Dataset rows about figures
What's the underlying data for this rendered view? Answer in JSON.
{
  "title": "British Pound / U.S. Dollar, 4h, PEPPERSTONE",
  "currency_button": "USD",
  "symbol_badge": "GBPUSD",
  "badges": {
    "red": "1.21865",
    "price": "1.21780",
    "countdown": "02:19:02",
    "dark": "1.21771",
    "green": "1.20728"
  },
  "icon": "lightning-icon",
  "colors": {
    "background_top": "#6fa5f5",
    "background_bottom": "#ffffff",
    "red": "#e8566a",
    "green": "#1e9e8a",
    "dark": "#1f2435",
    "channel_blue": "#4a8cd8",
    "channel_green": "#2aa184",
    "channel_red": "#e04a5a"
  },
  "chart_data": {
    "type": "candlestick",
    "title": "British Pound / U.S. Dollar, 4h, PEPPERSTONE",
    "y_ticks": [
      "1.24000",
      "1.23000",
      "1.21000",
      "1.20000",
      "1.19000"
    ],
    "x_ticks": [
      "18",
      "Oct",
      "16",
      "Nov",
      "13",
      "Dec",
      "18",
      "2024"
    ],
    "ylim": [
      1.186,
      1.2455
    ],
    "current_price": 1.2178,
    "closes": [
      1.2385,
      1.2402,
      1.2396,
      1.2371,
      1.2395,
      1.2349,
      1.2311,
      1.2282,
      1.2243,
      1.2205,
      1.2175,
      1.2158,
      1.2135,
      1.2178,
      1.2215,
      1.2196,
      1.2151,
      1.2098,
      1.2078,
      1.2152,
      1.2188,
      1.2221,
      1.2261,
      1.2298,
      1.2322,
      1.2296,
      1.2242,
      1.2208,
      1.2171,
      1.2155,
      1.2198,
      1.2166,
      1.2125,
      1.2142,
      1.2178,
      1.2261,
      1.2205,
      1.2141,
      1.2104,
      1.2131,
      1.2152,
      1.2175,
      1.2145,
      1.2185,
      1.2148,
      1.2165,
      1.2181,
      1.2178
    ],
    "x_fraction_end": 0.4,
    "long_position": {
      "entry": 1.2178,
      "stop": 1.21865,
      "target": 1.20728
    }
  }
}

* Goal of the exercise *
Using the material above, report each line where "title" occurs.

* Response *
  "title": "British Pound / U.S. Dollar, 4h, PEPPERSTONE",
    "title": "British Pound / U.S. Dollar, 4h, PEPPERSTONE",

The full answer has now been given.